What is needed:
Locate all lines in the data below that hold "фиксации" and show them.

Extracted information:
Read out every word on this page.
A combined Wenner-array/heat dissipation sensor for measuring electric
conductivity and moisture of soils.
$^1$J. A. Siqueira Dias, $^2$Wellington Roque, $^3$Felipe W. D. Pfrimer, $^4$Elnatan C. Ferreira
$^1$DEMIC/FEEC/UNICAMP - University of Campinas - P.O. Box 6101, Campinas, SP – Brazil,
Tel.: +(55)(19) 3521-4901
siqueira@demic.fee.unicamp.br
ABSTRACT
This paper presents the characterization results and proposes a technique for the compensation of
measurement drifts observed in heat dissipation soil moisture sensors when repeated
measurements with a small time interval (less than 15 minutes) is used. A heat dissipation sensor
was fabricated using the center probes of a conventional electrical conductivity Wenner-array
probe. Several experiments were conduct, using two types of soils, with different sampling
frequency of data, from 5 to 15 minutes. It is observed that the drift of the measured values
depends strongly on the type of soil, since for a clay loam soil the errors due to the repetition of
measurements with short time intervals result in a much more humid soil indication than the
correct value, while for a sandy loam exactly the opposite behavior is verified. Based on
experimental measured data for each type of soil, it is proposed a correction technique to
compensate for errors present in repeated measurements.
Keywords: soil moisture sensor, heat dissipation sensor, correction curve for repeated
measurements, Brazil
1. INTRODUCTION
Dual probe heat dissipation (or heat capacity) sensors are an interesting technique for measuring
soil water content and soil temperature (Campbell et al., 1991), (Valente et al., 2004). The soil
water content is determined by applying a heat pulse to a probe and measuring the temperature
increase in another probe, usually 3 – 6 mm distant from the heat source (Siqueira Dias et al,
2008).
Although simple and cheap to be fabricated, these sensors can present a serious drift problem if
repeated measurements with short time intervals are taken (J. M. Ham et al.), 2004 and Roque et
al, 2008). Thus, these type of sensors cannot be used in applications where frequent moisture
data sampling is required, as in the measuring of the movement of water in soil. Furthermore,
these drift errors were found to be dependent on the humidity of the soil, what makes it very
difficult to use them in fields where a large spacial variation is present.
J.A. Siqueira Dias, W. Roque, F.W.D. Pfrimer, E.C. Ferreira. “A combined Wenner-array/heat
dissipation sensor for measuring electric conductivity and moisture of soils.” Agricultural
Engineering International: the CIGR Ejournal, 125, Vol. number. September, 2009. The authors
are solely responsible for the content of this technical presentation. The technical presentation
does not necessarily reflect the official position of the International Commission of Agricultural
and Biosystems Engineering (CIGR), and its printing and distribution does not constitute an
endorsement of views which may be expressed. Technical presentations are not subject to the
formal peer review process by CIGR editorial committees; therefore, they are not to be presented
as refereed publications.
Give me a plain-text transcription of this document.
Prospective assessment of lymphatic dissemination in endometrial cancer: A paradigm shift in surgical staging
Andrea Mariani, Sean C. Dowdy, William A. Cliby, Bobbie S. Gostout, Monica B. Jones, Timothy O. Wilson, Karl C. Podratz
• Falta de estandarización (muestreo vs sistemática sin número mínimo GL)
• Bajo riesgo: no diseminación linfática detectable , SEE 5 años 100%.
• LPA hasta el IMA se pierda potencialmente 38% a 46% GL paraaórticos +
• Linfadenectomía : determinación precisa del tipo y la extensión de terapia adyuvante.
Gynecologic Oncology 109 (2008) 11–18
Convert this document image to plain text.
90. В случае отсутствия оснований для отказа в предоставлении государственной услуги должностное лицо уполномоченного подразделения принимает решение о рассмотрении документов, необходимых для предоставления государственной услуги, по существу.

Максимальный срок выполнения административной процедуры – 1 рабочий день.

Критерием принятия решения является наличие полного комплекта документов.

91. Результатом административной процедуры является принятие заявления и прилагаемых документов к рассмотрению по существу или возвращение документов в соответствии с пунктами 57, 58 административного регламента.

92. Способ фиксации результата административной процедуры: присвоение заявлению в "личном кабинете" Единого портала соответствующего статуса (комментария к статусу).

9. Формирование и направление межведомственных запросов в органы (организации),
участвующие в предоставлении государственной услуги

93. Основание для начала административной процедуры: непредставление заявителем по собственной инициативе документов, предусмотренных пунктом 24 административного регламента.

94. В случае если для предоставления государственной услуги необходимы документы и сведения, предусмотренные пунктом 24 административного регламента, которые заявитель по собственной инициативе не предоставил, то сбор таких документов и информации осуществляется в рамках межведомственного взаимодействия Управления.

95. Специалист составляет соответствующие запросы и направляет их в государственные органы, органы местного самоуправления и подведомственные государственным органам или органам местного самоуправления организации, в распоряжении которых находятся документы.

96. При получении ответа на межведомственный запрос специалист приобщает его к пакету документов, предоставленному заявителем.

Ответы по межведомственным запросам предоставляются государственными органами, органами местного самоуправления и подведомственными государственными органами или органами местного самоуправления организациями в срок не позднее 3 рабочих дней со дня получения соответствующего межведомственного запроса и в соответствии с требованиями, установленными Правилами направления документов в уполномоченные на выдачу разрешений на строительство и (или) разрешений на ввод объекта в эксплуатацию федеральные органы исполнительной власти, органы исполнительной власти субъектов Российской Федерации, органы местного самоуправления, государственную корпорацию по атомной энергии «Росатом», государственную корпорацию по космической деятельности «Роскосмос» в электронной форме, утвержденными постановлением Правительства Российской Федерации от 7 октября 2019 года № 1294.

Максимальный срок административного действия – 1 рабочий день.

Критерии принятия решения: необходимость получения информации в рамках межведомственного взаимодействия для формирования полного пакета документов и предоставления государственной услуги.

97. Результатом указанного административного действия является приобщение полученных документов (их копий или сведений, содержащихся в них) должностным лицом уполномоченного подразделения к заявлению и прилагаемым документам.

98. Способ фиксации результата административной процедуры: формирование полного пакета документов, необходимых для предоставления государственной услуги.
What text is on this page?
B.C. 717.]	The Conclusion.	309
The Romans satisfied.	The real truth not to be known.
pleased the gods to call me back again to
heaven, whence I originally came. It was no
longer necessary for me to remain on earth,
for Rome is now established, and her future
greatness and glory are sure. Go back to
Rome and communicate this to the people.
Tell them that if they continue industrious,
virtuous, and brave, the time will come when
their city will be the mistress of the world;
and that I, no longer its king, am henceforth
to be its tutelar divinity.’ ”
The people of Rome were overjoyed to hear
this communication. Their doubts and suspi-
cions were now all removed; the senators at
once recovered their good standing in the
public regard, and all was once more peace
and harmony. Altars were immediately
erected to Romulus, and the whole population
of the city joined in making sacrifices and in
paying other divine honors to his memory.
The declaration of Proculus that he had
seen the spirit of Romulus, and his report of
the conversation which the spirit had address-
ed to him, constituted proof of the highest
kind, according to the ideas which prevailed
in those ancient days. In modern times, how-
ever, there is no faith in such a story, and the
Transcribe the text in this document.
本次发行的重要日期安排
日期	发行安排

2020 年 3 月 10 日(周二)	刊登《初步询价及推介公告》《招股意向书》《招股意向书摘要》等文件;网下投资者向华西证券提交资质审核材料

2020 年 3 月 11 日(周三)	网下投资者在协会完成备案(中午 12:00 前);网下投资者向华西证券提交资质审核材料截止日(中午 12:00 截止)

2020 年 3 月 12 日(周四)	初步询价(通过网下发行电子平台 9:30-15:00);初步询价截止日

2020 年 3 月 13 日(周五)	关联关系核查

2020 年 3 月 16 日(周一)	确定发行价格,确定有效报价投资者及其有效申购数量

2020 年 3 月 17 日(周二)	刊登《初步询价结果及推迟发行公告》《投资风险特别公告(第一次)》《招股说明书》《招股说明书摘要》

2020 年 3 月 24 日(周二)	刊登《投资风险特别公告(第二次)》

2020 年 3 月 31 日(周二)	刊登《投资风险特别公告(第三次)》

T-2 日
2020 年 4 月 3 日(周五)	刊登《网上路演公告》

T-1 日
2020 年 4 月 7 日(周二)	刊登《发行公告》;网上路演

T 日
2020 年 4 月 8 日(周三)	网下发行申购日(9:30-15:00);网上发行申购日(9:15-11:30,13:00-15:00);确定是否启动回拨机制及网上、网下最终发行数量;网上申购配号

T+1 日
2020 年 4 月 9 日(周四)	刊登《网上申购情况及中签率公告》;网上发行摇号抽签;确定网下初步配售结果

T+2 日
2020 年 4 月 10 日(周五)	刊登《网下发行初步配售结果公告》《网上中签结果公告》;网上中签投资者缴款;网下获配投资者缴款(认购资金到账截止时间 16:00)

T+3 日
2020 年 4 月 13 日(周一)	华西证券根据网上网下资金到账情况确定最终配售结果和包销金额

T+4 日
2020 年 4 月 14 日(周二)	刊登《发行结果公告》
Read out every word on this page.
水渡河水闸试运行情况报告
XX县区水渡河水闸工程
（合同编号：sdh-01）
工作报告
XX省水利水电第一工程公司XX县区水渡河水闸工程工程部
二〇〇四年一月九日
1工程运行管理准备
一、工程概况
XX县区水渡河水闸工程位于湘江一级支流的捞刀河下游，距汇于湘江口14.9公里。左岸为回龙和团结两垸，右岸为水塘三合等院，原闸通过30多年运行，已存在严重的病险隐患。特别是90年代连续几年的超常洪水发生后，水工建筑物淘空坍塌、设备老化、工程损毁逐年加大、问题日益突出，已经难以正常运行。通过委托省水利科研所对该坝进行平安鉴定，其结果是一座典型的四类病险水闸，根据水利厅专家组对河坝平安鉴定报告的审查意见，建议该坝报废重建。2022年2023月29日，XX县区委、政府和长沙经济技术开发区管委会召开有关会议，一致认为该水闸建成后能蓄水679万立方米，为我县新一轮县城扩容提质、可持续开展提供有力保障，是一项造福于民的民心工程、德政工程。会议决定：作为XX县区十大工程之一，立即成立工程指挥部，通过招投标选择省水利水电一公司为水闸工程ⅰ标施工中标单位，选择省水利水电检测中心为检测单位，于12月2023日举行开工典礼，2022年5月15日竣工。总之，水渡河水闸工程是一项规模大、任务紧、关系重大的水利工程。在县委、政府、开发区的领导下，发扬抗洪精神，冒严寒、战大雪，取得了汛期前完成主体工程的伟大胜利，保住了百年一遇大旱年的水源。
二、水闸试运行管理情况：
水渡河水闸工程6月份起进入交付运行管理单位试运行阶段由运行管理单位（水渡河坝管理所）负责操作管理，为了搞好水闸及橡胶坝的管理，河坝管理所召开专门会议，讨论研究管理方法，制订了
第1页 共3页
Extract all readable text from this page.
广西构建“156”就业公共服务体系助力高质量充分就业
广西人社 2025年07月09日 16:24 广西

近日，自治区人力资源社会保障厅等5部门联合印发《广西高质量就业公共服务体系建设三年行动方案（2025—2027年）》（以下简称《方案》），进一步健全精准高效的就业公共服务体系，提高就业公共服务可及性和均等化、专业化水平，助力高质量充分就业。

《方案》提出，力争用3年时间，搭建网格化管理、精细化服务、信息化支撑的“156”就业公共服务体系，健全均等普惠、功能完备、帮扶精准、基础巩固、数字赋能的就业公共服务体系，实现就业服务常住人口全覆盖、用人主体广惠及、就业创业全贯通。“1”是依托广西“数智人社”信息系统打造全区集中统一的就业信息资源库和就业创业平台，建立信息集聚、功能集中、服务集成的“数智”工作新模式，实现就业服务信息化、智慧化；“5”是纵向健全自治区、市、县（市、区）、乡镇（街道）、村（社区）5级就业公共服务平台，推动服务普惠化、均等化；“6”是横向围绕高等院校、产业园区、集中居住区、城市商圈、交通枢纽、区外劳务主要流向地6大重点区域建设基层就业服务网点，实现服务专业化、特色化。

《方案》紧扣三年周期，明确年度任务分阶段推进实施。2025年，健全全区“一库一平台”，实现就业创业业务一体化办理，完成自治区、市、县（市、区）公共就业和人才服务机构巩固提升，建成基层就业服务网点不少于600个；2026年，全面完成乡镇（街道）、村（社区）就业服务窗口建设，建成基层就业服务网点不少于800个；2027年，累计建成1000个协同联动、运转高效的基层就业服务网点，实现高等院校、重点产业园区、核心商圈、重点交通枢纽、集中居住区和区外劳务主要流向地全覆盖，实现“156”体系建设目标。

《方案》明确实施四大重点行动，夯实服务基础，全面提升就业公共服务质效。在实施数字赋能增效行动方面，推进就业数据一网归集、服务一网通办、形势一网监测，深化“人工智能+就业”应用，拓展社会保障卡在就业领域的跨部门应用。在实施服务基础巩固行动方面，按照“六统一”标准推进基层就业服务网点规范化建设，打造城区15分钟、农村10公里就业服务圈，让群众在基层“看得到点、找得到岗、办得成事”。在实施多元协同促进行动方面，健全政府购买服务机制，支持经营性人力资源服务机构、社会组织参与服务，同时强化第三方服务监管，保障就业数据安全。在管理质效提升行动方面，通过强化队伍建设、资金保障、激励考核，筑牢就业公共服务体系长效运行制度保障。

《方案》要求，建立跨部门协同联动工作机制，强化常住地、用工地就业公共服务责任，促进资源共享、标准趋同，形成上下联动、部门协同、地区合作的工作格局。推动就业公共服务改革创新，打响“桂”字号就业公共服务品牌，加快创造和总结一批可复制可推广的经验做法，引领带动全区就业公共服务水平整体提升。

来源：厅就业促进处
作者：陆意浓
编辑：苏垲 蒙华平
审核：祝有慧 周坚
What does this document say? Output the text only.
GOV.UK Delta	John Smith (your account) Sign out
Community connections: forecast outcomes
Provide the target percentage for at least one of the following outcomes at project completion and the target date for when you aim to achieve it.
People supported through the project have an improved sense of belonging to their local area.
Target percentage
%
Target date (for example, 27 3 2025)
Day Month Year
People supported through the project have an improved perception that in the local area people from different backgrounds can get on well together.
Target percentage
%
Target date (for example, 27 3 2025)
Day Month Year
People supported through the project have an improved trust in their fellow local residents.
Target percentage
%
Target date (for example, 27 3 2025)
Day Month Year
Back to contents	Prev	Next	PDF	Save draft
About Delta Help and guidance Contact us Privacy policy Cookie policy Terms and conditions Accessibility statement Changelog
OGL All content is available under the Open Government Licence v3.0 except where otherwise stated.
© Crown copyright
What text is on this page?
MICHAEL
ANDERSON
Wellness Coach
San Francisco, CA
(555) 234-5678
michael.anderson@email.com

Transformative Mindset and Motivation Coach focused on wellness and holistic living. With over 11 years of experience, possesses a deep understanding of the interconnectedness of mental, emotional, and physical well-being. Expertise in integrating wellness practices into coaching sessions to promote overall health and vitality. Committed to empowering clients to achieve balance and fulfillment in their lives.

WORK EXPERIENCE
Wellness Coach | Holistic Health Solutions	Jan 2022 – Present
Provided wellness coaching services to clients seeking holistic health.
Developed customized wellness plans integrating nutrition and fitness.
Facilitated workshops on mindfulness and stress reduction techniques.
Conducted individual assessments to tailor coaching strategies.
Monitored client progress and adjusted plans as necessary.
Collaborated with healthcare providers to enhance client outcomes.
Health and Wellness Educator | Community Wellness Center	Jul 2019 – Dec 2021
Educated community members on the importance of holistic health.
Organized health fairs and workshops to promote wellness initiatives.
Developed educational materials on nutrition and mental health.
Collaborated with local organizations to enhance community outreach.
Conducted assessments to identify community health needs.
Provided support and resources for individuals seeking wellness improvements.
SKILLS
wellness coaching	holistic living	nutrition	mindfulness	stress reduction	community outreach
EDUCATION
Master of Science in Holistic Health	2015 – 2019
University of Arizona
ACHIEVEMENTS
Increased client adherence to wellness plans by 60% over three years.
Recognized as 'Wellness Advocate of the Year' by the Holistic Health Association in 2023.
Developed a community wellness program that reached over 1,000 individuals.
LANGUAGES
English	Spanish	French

Written solution:
92. Способ фиксации результата административной процедуры: присвоение заявлению в "личном кабинете" Единого портала соответствующего статуса (комментария к статусу).
98. Способ фиксации результата административной процедуры: формирование полного пакета документов, необходимых для предоставления государственной услуги.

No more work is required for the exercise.